Directive
The listing below should be copied in full, word for word.

Provided data
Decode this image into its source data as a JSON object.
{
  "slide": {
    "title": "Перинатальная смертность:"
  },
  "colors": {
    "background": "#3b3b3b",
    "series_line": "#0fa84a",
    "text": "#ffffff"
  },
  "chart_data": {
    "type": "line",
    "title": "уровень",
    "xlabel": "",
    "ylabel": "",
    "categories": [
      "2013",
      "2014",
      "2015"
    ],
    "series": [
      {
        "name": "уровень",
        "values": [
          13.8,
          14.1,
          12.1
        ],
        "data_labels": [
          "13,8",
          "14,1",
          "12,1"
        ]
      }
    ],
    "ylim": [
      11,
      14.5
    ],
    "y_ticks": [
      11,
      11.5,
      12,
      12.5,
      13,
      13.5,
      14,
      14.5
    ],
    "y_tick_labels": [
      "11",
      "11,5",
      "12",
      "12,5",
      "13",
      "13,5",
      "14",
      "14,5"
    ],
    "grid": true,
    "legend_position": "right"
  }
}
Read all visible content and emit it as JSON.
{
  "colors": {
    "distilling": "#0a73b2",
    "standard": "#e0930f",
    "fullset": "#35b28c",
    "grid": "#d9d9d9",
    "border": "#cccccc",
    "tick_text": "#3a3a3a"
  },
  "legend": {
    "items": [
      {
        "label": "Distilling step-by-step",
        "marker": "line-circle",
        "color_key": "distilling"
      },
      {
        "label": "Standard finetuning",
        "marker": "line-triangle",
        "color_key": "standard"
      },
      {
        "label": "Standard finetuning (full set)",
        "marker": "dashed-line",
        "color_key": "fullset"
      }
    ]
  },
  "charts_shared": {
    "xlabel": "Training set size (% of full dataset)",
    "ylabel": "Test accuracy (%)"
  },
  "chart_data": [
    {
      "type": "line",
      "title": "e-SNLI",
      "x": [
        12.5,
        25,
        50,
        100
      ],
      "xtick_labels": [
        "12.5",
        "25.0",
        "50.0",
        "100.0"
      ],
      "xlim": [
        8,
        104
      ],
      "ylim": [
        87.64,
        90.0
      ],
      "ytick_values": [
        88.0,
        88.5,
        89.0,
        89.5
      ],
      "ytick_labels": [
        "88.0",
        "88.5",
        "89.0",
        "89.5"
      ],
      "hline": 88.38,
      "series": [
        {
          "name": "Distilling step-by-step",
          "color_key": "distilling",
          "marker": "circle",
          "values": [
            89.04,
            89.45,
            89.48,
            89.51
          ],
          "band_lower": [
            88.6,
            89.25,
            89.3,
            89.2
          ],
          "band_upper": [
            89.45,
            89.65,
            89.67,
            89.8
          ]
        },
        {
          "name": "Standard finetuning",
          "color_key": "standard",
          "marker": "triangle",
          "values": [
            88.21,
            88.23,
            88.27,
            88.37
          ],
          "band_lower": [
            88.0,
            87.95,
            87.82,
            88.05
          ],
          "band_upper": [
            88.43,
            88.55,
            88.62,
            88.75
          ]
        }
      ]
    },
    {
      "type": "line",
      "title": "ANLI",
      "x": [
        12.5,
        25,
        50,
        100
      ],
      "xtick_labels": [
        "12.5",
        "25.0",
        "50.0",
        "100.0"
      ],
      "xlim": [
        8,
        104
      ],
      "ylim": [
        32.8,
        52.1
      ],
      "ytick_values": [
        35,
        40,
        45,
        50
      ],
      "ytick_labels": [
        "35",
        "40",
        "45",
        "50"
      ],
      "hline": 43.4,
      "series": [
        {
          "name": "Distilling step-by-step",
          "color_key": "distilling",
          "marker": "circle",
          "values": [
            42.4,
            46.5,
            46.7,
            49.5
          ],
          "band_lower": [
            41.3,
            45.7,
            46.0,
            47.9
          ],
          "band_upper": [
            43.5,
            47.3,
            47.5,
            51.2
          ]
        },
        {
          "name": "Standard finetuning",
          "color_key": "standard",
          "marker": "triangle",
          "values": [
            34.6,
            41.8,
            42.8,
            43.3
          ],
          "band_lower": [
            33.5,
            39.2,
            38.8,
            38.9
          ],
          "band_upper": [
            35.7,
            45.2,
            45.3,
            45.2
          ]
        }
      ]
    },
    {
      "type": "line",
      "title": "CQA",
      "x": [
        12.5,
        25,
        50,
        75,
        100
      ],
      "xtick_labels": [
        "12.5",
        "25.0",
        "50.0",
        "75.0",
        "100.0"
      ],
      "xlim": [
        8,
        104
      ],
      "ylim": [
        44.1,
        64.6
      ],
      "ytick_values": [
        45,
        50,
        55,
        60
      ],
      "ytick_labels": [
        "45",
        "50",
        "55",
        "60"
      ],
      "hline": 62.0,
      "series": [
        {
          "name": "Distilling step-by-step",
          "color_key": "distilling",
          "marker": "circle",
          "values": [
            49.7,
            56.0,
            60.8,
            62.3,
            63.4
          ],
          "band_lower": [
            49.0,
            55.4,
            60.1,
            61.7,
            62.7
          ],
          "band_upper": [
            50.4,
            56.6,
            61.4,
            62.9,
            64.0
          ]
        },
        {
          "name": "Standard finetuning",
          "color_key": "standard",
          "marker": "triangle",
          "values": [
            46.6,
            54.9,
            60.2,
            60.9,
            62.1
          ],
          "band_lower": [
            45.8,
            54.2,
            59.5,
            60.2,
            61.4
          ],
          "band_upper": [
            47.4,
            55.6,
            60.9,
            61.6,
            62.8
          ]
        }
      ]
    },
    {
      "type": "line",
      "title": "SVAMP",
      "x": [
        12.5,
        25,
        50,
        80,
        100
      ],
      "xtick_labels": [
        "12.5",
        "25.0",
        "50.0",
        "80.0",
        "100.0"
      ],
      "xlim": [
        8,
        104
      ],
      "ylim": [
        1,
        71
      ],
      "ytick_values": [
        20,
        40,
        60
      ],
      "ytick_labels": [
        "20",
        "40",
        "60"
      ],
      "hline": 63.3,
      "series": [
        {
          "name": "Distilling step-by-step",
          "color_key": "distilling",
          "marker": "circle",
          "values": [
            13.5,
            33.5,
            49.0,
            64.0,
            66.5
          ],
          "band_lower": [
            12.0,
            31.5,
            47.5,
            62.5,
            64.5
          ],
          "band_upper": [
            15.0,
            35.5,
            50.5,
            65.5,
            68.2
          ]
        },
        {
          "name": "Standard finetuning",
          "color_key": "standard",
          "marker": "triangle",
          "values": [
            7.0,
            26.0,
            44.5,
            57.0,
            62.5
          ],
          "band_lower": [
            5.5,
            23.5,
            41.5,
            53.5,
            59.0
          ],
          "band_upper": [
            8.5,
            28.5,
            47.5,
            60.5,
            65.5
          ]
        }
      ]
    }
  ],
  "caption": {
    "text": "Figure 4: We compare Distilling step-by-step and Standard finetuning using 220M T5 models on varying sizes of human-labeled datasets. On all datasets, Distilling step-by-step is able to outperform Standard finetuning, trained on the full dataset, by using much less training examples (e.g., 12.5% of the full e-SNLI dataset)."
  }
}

Result for this task
Decode this image into its source data as a JSON object.
{
  "slide": {
    "title": "Перинатальная смертность:"
  },
  "colors": {
    "background": "#3b3b3b",
    "series_line": "#0fa84a",
    "text": "#ffffff"
  },
  "chart_data": {
    "type": "line",
    "title": "уровень",
    "xlabel": "",
    "ylabel": "",
    "categories": [
      "2013",
      "2014",
      "2015"
    ],
    "series": [
      {
        "name": "уровень",
        "values": [
          13.8,
          14.1,
          12.1
        ],
        "data_labels": [
          "13,8",
          "14,1",
          "12,1"
        ]
      }
    ],
    "ylim": [
      11,
      14.5
    ],
    "y_ticks": [
      11,
      11.5,
      12,
      12.5,
      13,
      13.5,
      14,
      14.5
    ],
    "y_tick_labels": [
      "11",
      "11,5",
      "12",
      "12,5",
      "13",
      "13,5",
      "14",
      "14,5"
    ],
    "grid": true,
    "legend_position": "right"
  }
}
Read all visible content and emit it as JSON.
{
  "colors": {
    "distilling": "#0a73b2",
    "standard": "#e0930f",
    "fullset": "#35b28c",
    "grid": "#d9d9d9",
    "border": "#cccccc",
    "tick_text": "#3a3a3a"
  },
  "legend": {
    "items": [
      {
        "label": "Distilling step-by-step",
        "marker": "line-circle",
        "color_key": "distilling"
      },
      {
        "label": "Standard finetuning",
        "marker": "line-triangle",
        "color_key": "standard"
      },
      {
        "label": "Standard finetuning (full set)",
        "marker": "dashed-line",
        "color_key": "fullset"
      }
    ]
  },
  "charts_shared": {
    "xlabel": "Training set size (% of full dataset)",
    "ylabel": "Test accuracy (%)"
  },
  "chart_data": [
    {
      "type": "line",
      "title": "e-SNLI",
      "x": [
        12.5,
        25,
        50,
        100
      ],
      "xtick_labels": [
        "12.5",
        "25.0",
        "50.0",
        "100.0"
      ],
      "xlim": [
        8,
        104
      ],
      "ylim": [
        87.64,
        90.0
      ],
      "ytick_values": [
        88.0,
        88.5,
        89.0,
        89.5
      ],
      "ytick_labels": [
        "88.0",
        "88.5",
        "89.0",
        "89.5"
      ],
      "hline": 88.38,
      "series": [
        {
          "name": "Distilling step-by-step",
          "color_key": "distilling",
          "marker": "circle",
          "values": [
            89.04,
            89.45,
            89.48,
            89.51
          ],
          "band_lower": [
            88.6,
            89.25,
            89.3,
            89.2
          ],
          "band_upper": [
            89.45,
            89.65,
            89.67,
            89.8
          ]
        },
        {
          "name": "Standard finetuning",
          "color_key": "standard",
          "marker": "triangle",
          "values": [
            88.21,
            88.23,
            88.27,
            88.37
          ],
          "band_lower": [
            88.0,
            87.95,
            87.82,
            88.05
          ],
          "band_upper": [
            88.43,
            88.55,
            88.62,
            88.75
          ]
        }
      ]
    },
    {
      "type": "line",
      "title": "ANLI",
      "x": [
        12.5,
        25,
        50,
        100
      ],
      "xtick_labels": [
        "12.5",
        "25.0",
        "50.0",
        "100.0"
      ],
      "xlim": [
        8,
        104
      ],
      "ylim": [
        32.8,
        52.1
      ],
      "ytick_values": [
        35,
        40,
        45,
        50
      ],
      "ytick_labels": [
        "35",
        "40",
        "45",
        "50"
      ],
      "hline": 43.4,
      "series": [
        {
          "name": "Distilling step-by-step",
          "color_key": "distilling",
          "marker": "circle",
          "values": [
            42.4,
            46.5,
            46.7,
            49.5
          ],
          "band_lower": [
            41.3,
            45.7,
            46.0,
            47.9
          ],
          "band_upper": [
            43.5,
            47.3,
            47.5,
            51.2
          ]
        },
        {
          "name": "Standard finetuning",
          "color_key": "standard",
          "marker": "triangle",
          "values": [
            34.6,
            41.8,
            42.8,
            43.3
          ],
          "band_lower": [
            33.5,
            39.2,
            38.8,
            38.9
          ],
          "band_upper": [
            35.7,
            45.2,
            45.3,
            45.2
          ]
        }
      ]
    },
    {
      "type": "line",
      "title": "CQA",
      "x": [
        12.5,
        25,
        50,
        75,
        100
      ],
      "xtick_labels": [
        "12.5",
        "25.0",
        "50.0",
        "75.0",
        "100.0"
      ],
      "xlim": [
        8,
        104
      ],
      "ylim": [
        44.1,
        64.6
      ],
      "ytick_values": [
        45,
        50,
        55,
        60
      ],
      "ytick_labels": [
        "45",
        "50",
        "55",
        "60"
      ],
      "hline": 62.0,
      "series": [
        {
          "name": "Distilling step-by-step",
          "color_key": "distilling",
          "marker": "circle",
          "values": [
            49.7,
            56.0,
            60.8,
            62.3,
            63.4
          ],
          "band_lower": [
            49.0,
            55.4,
            60.1,
            61.7,
            62.7
          ],
          "band_upper": [
            50.4,
            56.6,
            61.4,
            62.9,
            64.0
          ]
        },
        {
          "name": "Standard finetuning",
          "color_key": "standard",
          "marker": "triangle",
          "values": [
            46.6,
            54.9,
            60.2,
            60.9,
            62.1
          ],
          "band_lower": [
            45.8,
            54.2,
            59.5,
            60.2,
            61.4
          ],
          "band_upper": [
            47.4,
            55.6,
            60.9,
            61.6,
            62.8
          ]
        }
      ]
    },
    {
      "type": "line",
      "title": "SVAMP",
      "x": [
        12.5,
        25,
        50,
        80,
        100
      ],
      "xtick_labels": [
        "12.5",
        "25.0",
        "50.0",
        "80.0",
        "100.0"
      ],
      "xlim": [
        8,
        104
      ],
      "ylim": [
        1,
        71
      ],
      "ytick_values": [
        20,
        40,
        60
      ],
      "ytick_labels": [
        "20",
        "40",
        "60"
      ],
      "hline": 63.3,
      "series": [
        {
          "name": "Distilling step-by-step",
          "color_key": "distilling",
          "marker": "circle",
          "values": [
            13.5,
            33.5,
            49.0,
            64.0,
            66.5
          ],
          "band_lower": [
            12.0,
            31.5,
            47.5,
            62.5,
            64.5
          ],
          "band_upper": [
            15.0,
            35.5,
            50.5,
            65.5,
            68.2
          ]
        },
        {
          "name": "Standard finetuning",
          "color_key": "standard",
          "marker": "triangle",
          "values": [
            7.0,
            26.0,
            44.5,
            57.0,
            62.5
          ],
          "band_lower": [
            5.5,
            23.5,
            41.5,
            53.5,
            59.0
          ],
          "band_upper": [
            8.5,
            28.5,
            47.5,
            60.5,
            65.5
          ]
        }
      ]
    }
  ],
  "caption": {
    "text": "Figure 4: We compare Distilling step-by-step and Standard finetuning using 220M T5 models on varying sizes of human-labeled datasets. On all datasets, Distilling step-by-step is able to outperform Standard finetuning, trained on the full dataset, by using much less training examples (e.g., 12.5% of the full e-SNLI dataset)."
  }
}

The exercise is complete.